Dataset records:
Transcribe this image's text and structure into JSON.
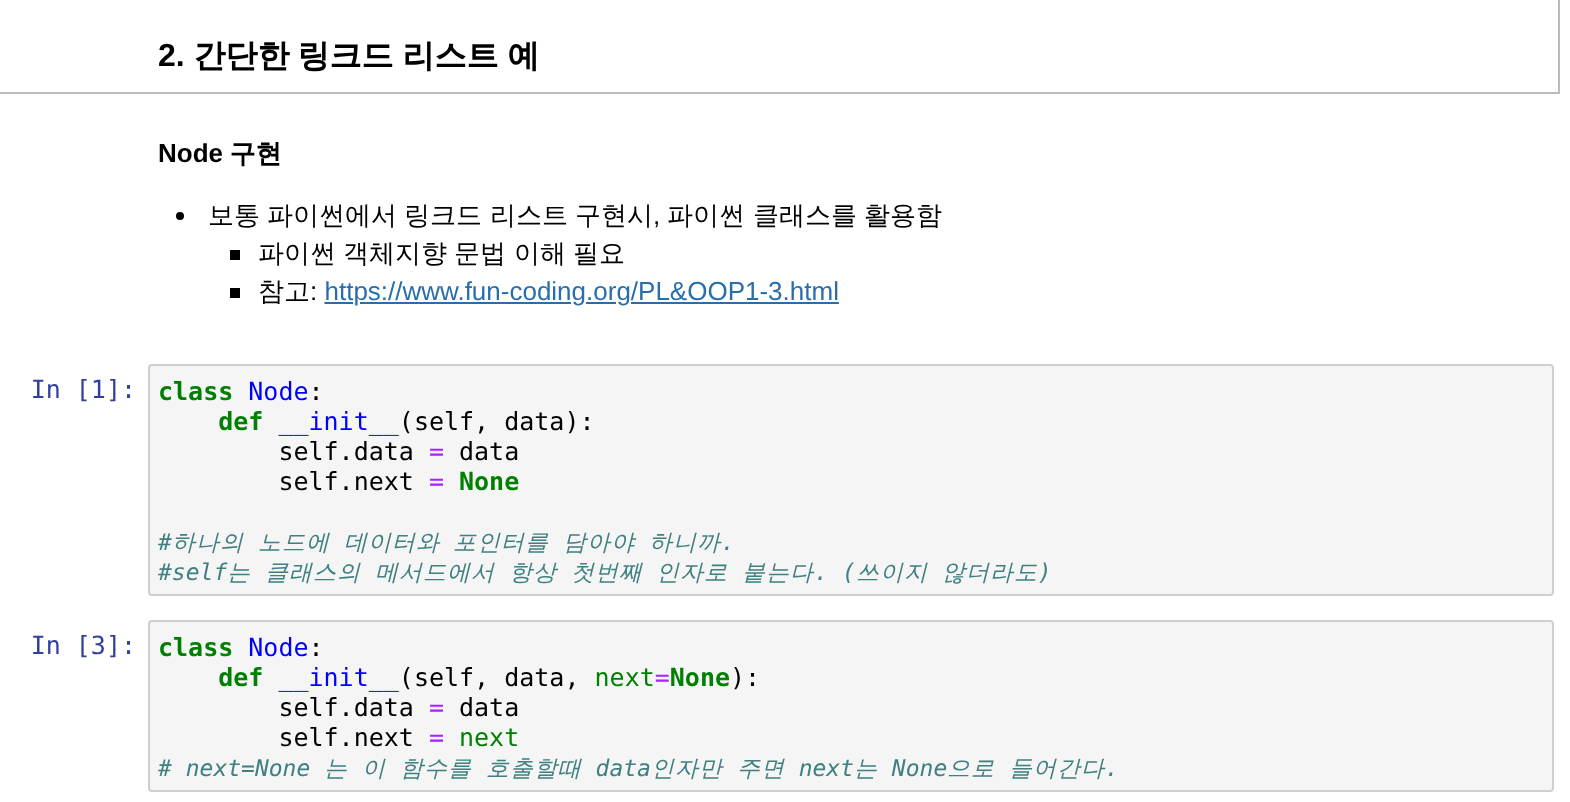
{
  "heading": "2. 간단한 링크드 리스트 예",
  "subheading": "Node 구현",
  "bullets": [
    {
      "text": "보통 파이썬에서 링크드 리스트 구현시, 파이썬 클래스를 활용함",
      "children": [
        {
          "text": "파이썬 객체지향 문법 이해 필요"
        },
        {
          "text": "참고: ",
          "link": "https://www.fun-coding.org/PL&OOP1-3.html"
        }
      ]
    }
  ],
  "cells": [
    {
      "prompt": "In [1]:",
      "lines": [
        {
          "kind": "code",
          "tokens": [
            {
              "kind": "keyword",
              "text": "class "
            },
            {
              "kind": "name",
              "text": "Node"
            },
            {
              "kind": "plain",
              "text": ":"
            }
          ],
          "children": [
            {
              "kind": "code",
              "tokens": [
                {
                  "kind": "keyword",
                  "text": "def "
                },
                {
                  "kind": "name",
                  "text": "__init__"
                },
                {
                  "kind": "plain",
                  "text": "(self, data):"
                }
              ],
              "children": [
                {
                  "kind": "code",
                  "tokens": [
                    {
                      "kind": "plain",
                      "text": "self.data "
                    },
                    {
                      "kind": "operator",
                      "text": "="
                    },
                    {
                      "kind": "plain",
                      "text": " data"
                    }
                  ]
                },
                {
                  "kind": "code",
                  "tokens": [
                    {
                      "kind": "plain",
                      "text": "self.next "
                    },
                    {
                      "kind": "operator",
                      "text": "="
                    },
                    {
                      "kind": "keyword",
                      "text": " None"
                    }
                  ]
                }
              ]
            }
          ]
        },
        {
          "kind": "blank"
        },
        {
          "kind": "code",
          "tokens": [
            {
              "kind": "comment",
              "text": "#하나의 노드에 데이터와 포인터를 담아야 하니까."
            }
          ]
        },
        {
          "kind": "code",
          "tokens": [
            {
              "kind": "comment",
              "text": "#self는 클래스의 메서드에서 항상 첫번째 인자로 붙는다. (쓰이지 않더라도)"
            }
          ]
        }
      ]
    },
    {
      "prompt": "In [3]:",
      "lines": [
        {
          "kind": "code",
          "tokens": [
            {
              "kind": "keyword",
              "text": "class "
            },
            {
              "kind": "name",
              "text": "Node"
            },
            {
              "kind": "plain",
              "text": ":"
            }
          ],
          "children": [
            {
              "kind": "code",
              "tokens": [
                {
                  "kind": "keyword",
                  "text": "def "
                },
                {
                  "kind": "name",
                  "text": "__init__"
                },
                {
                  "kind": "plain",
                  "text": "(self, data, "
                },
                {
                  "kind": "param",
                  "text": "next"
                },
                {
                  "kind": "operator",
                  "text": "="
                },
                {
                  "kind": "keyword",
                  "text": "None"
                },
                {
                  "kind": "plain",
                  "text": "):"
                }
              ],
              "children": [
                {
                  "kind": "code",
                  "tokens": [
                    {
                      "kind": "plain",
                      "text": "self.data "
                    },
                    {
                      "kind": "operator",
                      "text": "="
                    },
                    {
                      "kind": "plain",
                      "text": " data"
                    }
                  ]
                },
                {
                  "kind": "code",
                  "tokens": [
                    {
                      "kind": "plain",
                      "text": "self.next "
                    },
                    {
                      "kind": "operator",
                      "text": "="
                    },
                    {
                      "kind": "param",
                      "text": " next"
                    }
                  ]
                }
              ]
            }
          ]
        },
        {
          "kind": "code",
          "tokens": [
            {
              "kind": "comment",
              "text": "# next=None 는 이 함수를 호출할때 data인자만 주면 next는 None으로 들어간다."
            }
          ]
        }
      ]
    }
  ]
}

What is asked> Go through the listing above and report how many of its lines contain the word "next", with only the number as output.

Result of the exercise> 5